◆ Job
Each line below should be quoted exactly, please.

Chart and figure data
——
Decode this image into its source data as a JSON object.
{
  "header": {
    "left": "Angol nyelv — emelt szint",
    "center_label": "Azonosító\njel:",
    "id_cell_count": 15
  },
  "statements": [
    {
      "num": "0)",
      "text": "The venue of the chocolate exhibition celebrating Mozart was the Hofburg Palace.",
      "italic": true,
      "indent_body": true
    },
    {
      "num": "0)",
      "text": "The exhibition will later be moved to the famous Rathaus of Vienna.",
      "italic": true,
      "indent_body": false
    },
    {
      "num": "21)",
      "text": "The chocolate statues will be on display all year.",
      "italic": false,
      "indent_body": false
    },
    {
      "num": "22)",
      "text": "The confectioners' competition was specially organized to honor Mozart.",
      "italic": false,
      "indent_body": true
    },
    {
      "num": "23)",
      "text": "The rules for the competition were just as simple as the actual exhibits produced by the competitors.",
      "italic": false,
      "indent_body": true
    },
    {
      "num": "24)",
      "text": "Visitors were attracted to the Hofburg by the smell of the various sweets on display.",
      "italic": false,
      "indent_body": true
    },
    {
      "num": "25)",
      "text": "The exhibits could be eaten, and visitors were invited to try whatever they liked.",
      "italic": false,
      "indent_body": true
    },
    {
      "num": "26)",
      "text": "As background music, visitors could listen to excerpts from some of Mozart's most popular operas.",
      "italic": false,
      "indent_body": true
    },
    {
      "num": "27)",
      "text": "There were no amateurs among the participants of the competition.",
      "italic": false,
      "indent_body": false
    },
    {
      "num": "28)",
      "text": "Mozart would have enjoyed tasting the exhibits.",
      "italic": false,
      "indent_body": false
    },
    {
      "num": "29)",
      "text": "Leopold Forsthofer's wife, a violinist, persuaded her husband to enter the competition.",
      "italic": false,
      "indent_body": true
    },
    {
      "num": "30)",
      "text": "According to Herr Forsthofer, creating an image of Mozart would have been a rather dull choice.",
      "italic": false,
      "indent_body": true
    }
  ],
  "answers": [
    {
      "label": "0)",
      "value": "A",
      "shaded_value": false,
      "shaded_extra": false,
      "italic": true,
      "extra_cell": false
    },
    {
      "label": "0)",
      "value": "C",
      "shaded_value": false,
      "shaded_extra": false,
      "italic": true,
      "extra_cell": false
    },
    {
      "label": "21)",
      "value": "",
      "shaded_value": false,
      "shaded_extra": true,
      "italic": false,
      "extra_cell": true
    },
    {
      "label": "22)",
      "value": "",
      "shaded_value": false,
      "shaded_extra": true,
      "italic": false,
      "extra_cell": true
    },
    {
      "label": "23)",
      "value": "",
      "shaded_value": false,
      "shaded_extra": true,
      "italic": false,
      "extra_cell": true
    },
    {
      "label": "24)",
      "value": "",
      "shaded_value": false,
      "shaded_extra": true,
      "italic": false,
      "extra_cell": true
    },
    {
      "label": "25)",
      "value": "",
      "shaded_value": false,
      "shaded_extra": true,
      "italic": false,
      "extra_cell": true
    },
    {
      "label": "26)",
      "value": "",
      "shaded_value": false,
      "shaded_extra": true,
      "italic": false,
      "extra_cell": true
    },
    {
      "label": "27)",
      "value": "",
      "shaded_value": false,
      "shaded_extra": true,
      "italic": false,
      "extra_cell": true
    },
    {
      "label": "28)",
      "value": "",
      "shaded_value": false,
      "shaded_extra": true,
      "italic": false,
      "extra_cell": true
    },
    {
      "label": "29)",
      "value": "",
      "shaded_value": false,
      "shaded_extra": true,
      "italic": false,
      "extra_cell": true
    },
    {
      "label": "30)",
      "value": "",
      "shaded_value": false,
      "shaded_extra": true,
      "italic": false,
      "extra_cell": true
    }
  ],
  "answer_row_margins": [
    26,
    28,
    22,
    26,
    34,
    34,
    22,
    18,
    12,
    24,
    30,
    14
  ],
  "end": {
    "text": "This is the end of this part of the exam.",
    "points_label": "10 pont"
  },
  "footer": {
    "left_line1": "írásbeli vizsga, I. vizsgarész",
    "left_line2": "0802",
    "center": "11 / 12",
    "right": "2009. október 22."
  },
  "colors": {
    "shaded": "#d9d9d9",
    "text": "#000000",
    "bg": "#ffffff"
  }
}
——
◆ Solution
Decode this image into its source data as a JSON object.
{
  "header": {
    "left": "Angol nyelv — emelt szint",
    "center_label": "Azonosító\njel:",
    "id_cell_count": 15
  },
  "statements": [
    {
      "num": "0)",
      "text": "The venue of the chocolate exhibition celebrating Mozart was the Hofburg Palace.",
      "italic": true,
      "indent_body": true
    },
    {
      "num": "0)",
      "text": "The exhibition will later be moved to the famous Rathaus of Vienna.",
      "italic": true,
      "indent_body": false
    },
    {
      "num": "21)",
      "text": "The chocolate statues will be on display all year.",
      "italic": false,
      "indent_body": false
    },
    {
      "num": "22)",
      "text": "The confectioners' competition was specially organized to honor Mozart.",
      "italic": false,
      "indent_body": true
    },
    {
      "num": "23)",
      "text": "The rules for the competition were just as simple as the actual exhibits produced by the competitors.",
      "italic": false,
      "indent_body": true
    },
    {
      "num": "24)",
      "text": "Visitors were attracted to the Hofburg by the smell of the various sweets on display.",
      "italic": false,
      "indent_body": true
    },
    {
      "num": "25)",
      "text": "The exhibits could be eaten, and visitors were invited to try whatever they liked.",
      "italic": false,
      "indent_body": true
    },
    {
      "num": "26)",
      "text": "As background music, visitors could listen to excerpts from some of Mozart's most popular operas.",
      "italic": false,
      "indent_body": true
    },
    {
      "num": "27)",
      "text": "There were no amateurs among the participants of the competition.",
      "italic": false,
      "indent_body": false
    },
    {
      "num": "28)",
      "text": "Mozart would have enjoyed tasting the exhibits.",
      "italic": false,
      "indent_body": false
    },
    {
      "num": "29)",
      "text": "Leopold Forsthofer's wife, a violinist, persuaded her husband to enter the competition.",
      "italic": false,
      "indent_body": true
    },
    {
      "num": "30)",
      "text": "According to Herr Forsthofer, creating an image of Mozart would have been a rather dull choice.",
      "italic": false,
      "indent_body": true
    }
  ],
  "answers": [
    {
      "label": "0)",
      "value": "A",
      "shaded_value": false,
      "shaded_extra": false,
      "italic": true,
      "extra_cell": false
    },
    {
      "label": "0)",
      "value": "C",
      "shaded_value": false,
      "shaded_extra": false,
      "italic": true,
      "extra_cell": false
    },
    {
      "label": "21)",
      "value": "",
      "shaded_value": false,
      "shaded_extra": true,
      "italic": false,
      "extra_cell": true
    },
    {
      "label": "22)",
      "value": "",
      "shaded_value": false,
      "shaded_extra": true,
      "italic": false,
      "extra_cell": true
    },
    {
      "label": "23)",
      "value": "",
      "shaded_value": false,
      "shaded_extra": true,
      "italic": false,
      "extra_cell": true
    },
    {
      "label": "24)",
      "value": "",
      "shaded_value": false,
      "shaded_extra": true,
      "italic": false,
      "extra_cell": true
    },
    {
      "label": "25)",
      "value": "",
      "shaded_value": false,
      "shaded_extra": true,
      "italic": false,
      "extra_cell": true
    },
    {
      "label": "26)",
      "value": "",
      "shaded_value": false,
      "shaded_extra": true,
      "italic": false,
      "extra_cell": true
    },
    {
      "label": "27)",
      "value": "",
      "shaded_value": false,
      "shaded_extra": true,
      "italic": false,
      "extra_cell": true
    },
    {
      "label": "28)",
      "value": "",
      "shaded_value": false,
      "shaded_extra": true,
      "italic": false,
      "extra_cell": true
    },
    {
      "label": "29)",
      "value": "",
      "shaded_value": false,
      "shaded_extra": true,
      "italic": false,
      "extra_cell": true
    },
    {
      "label": "30)",
      "value": "",
      "shaded_value": false,
      "shaded_extra": true,
      "italic": false,
      "extra_cell": true
    }
  ],
  "answer_row_margins": [
    26,
    28,
    22,
    26,
    34,
    34,
    22,
    18,
    12,
    24,
    30,
    14
  ],
  "end": {
    "text": "This is the end of this part of the exam.",
    "points_label": "10 pont"
  },
  "footer": {
    "left_line1": "írásbeli vizsga, I. vizsgarész",
    "left_line2": "0802",
    "center": "11 / 12",
    "right": "2009. október 22."
  },
  "colors": {
    "shaded": "#d9d9d9",
    "text": "#000000",
    "bg": "#ffffff"
  }
}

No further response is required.